> _EXERCISE BRIEF_: Your task is to output all the records below, word for word.

-------- LISTED ENTRIES

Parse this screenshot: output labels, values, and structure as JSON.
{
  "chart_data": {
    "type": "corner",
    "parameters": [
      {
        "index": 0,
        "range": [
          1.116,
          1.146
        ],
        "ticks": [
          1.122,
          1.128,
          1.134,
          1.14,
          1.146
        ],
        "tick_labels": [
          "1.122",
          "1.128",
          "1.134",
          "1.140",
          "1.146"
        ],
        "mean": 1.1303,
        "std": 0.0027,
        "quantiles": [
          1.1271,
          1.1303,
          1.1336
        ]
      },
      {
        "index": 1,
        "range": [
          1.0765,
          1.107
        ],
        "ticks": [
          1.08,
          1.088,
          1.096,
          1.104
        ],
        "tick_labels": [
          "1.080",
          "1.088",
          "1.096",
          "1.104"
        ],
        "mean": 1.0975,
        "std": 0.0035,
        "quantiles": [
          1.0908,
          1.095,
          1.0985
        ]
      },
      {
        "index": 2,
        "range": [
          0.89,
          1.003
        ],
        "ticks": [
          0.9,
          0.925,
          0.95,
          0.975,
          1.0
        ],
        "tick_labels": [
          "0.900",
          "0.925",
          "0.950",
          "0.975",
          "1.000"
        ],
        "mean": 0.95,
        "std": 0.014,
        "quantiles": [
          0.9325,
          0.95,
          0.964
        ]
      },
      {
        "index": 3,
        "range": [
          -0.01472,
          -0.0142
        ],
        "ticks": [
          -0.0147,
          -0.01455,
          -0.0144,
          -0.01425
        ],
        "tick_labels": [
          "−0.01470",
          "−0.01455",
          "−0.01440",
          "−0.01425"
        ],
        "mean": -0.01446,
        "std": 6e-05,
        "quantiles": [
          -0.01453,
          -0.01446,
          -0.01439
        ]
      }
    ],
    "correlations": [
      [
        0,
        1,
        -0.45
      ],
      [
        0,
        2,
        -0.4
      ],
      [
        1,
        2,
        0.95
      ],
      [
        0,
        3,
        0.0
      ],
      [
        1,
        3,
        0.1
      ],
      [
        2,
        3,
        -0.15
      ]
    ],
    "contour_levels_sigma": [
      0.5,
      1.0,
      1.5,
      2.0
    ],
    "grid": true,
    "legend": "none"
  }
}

----------------

> _RESPONSE BELOW_:
Parse this screenshot: output labels, values, and structure as JSON.
{
  "chart_data": {
    "type": "corner",
    "parameters": [
      {
        "index": 0,
        "range": [
          1.116,
          1.146
        ],
        "ticks": [
          1.122,
          1.128,
          1.134,
          1.14,
          1.146
        ],
        "tick_labels": [
          "1.122",
          "1.128",
          "1.134",
          "1.140",
          "1.146"
        ],
        "mean": 1.1303,
        "std": 0.0027,
        "quantiles": [
          1.1271,
          1.1303,
          1.1336
        ]
      },
      {
        "index": 1,
        "range": [
          1.0765,
          1.107
        ],
        "ticks": [
          1.08,
          1.088,
          1.096,
          1.104
        ],
        "tick_labels": [
          "1.080",
          "1.088",
          "1.096",
          "1.104"
        ],
        "mean": 1.0975,
        "std": 0.0035,
        "quantiles": [
          1.0908,
          1.095,
          1.0985
        ]
      },
      {
        "index": 2,
        "range": [
          0.89,
          1.003
        ],
        "ticks": [
          0.9,
          0.925,
          0.95,
          0.975,
          1.0
        ],
        "tick_labels": [
          "0.900",
          "0.925",
          "0.950",
          "0.975",
          "1.000"
        ],
        "mean": 0.95,
        "std": 0.014,
        "quantiles": [
          0.9325,
          0.95,
          0.964
        ]
      },
      {
        "index": 3,
        "range": [
          -0.01472,
          -0.0142
        ],
        "ticks": [
          -0.0147,
          -0.01455,
          -0.0144,
          -0.01425
        ],
        "tick_labels": [
          "−0.01470",
          "−0.01455",
          "−0.01440",
          "−0.01425"
        ],
        "mean": -0.01446,
        "std": 6e-05,
        "quantiles": [
          -0.01453,
          -0.01446,
          -0.01439
        ]
      }
    ],
    "correlations": [
      [
        0,
        1,
        -0.45
      ],
      [
        0,
        2,
        -0.4
      ],
      [
        1,
        2,
        0.95
      ],
      [
        0,
        3,
        0.0
      ],
      [
        1,
        3,
        0.1
      ],
      [
        2,
        3,
        -0.15
      ]
    ],
    "contour_levels_sigma": [
      0.5,
      1.0,
      1.5,
      2.0
    ],
    "grid": true,
    "legend": "none"
  }
}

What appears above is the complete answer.